- EXERCISE INSTRUCTIONS:
Reproduce the records that follow in full, excluding any picture they contain.

____________________

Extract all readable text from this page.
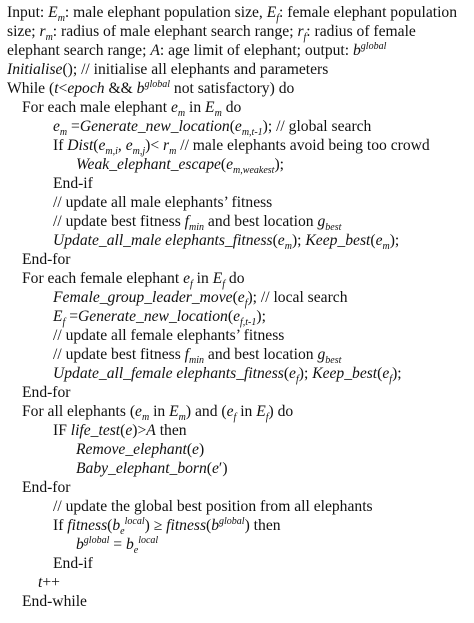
Input: $E_m$: male elephant population size, $E_f$: female elephant population size; $r_m$: radius of male elephant search range; $r_f$: radius of female elephant search range; A: age limit of elephant; output: $b^{global}$
Initialise(); // initialise all elephants and parameters
While (t<epoch && $b^{global}$ not satisfactory) do
For each male elephant $e_m$ in $E_m$ do
$e_m$ $=Generate\_new\_location(e_{m,t-1})$; // global search
If $Dist(e_{m,i}$, $e_{m,j})< r_m$ // male elephants avoid being too crowd
$Weak\_elephant\_escape(e_{m,weakest})$;
End-if
// update all male elephants’ fitness
// update best fitness $f_{min}$ and best location $g_{best}$
Update_all_male $elephants\_fitness(e_m)$; $Keep\_best(e_m)$;
End-for
For each female elephant $e_f$ in $E_f$ do
$Female\_group\_leader\_move(e_f)$; // local search
$E_f$ $=Generate\_new\_location(e_{f,t-1})$;
// update all female elephants’ fitness
// update best fitness $f_{min}$ and best location $g_{best}$
Update_all_female $elephants\_fitness(e_f)$; $Keep\_best(e_f)$;
End-for
For all elephants ($e_m$ in $E_m$) and ($e_f$ in $E_f$) do
IF life_test(e)>A then
Remove_elephant(e)
Baby_elephant_born(e′)
End-for
// update the global best position from all elephants
If $fitness(b_e^{local})$ ≥ $fitness(b^{global})$ then
$b^{global} = b_e^{local}$
End-if
t++
End-while
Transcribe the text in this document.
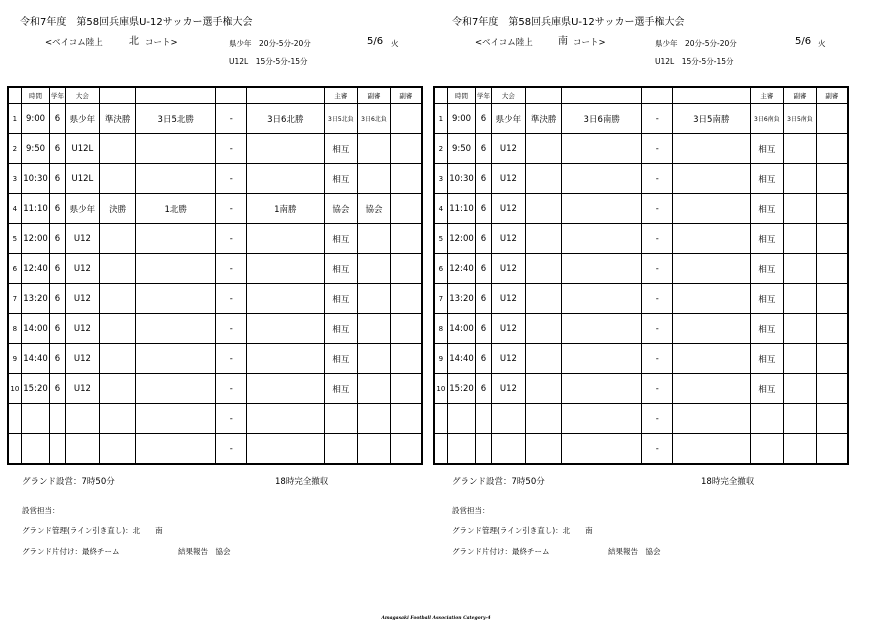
令和7年度　第58回兵庫県U-12サッカー選手権大会
<ベイコム陸上	北 コート>	県少年　20分-5分-20分
U12L　15分-5分-15分
5/6 火
	時間	学年	大会					主審	副審	副審
1	9:00	6	県少年	準決勝	3日5北勝	-	3日6北勝	3日5北負	3日6北負	
2	9:50	6	U12L			-		相互		
3	10:30	6	U12L			-		相互		
4	11:10	6	県少年	決勝	1北勝	-	1南勝	協会	協会	
5	12:00	6	U12			-		相互		
6	12:40	6	U12			-		相互		
7	13:20	6	U12			-		相互		
8	14:00	6	U12			-		相互		
9	14:40	6	U12			-		相互		
10	15:20	6	U12			-		相互		
						-				
						-				
グランド設営：7時50分	18時完全撤収
設営担当：
グランド管理(ライン引き直し)：北　　南
グランド片付け：最終チーム	結果報告　協会
令和7年度　第58回兵庫県U-12サッカー選手権大会
<ベイコム陸上	南 コート>	県少年　20分-5分-20分
U12L　15分-5分-15分
5/6 火
	時間	学年	大会					主審	副審	副審
1	9:00	6	県少年	準決勝	3日6南勝	-	3日5南勝	3日6南負	3日5南負	
2	9:50	6	U12			-		相互		
3	10:30	6	U12			-		相互		
4	11:10	6	U12			-		相互		
5	12:00	6	U12			-		相互		
6	12:40	6	U12			-		相互		
7	13:20	6	U12			-		相互		
8	14:00	6	U12			-		相互		
9	14:40	6	U12			-		相互		
10	15:20	6	U12			-		相互		
						-				
						-				
グランド設営：7時50分	18時完全撤収
設営担当：
グランド管理(ライン引き直し)：北　　南
グランド片付け：最終チーム	結果報告　協会
Amagasaki Football Association Category-4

____________________

- ANSWER BELOW:
Extract all readable text from this page.
Input: $E_m$: male elephant population size, $E_f$: female elephant population size; $r_m$: radius of male elephant search range; $r_f$: radius of female elephant search range; A: age limit of elephant; output: $b^{global}$
Initialise(); // initialise all elephants and parameters
While (t<epoch && $b^{global}$ not satisfactory) do
For each male elephant $e_m$ in $E_m$ do
$e_m$ $=Generate\_new\_location(e_{m,t-1})$; // global search
If $Dist(e_{m,i}$, $e_{m,j})< r_m$ // male elephants avoid being too crowd
$Weak\_elephant\_escape(e_{m,weakest})$;
End-if
// update all male elephants’ fitness
// update best fitness $f_{min}$ and best location $g_{best}$
Update_all_male $elephants\_fitness(e_m)$; $Keep\_best(e_m)$;
End-for
For each female elephant $e_f$ in $E_f$ do
$Female\_group\_leader\_move(e_f)$; // local search
$E_f$ $=Generate\_new\_location(e_{f,t-1})$;
// update all female elephants’ fitness
// update best fitness $f_{min}$ and best location $g_{best}$
Update_all_female $elephants\_fitness(e_f)$; $Keep\_best(e_f)$;
End-for
For all elephants ($e_m$ in $E_m$) and ($e_f$ in $E_f$) do
IF life_test(e)>A then
Remove_elephant(e)
Baby_elephant_born(e′)
End-for
// update the global best position from all elephants
If $fitness(b_e^{local})$ ≥ $fitness(b^{global})$ then
$b^{global} = b_e^{local}$
End-if
t++
End-while
Transcribe the text in this document.
令和7年度　第58回兵庫県U-12サッカー選手権大会
<ベイコム陸上	北 コート>	県少年　20分-5分-20分
U12L　15分-5分-15分
5/6 火
	時間	学年	大会					主審	副審	副審
1	9:00	6	県少年	準決勝	3日5北勝	-	3日6北勝	3日5北負	3日6北負	
2	9:50	6	U12L			-		相互		
3	10:30	6	U12L			-		相互		
4	11:10	6	県少年	決勝	1北勝	-	1南勝	協会	協会	
5	12:00	6	U12			-		相互		
6	12:40	6	U12			-		相互		
7	13:20	6	U12			-		相互		
8	14:00	6	U12			-		相互		
9	14:40	6	U12			-		相互		
10	15:20	6	U12			-		相互		
						-				
						-				
グランド設営：7時50分	18時完全撤収
設営担当：
グランド管理(ライン引き直し)：北　　南
グランド片付け：最終チーム	結果報告　協会
令和7年度　第58回兵庫県U-12サッカー選手権大会
<ベイコム陸上	南 コート>	県少年　20分-5分-20分
U12L　15分-5分-15分
5/6 火
	時間	学年	大会					主審	副審	副審
1	9:00	6	県少年	準決勝	3日6南勝	-	3日5南勝	3日6南負	3日5南負	
2	9:50	6	U12			-		相互		
3	10:30	6	U12			-		相互		
4	11:10	6	U12			-		相互		
5	12:00	6	U12			-		相互		
6	12:40	6	U12			-		相互		
7	13:20	6	U12			-		相互		
8	14:00	6	U12			-		相互		
9	14:40	6	U12			-		相互		
10	15:20	6	U12			-		相互		
						-				
						-				
グランド設営：7時50分	18時完全撤収
設営担当：
グランド管理(ライン引き直し)：北　　南
グランド片付け：最終チーム	結果報告　協会
Amagasaki Football Association Category-4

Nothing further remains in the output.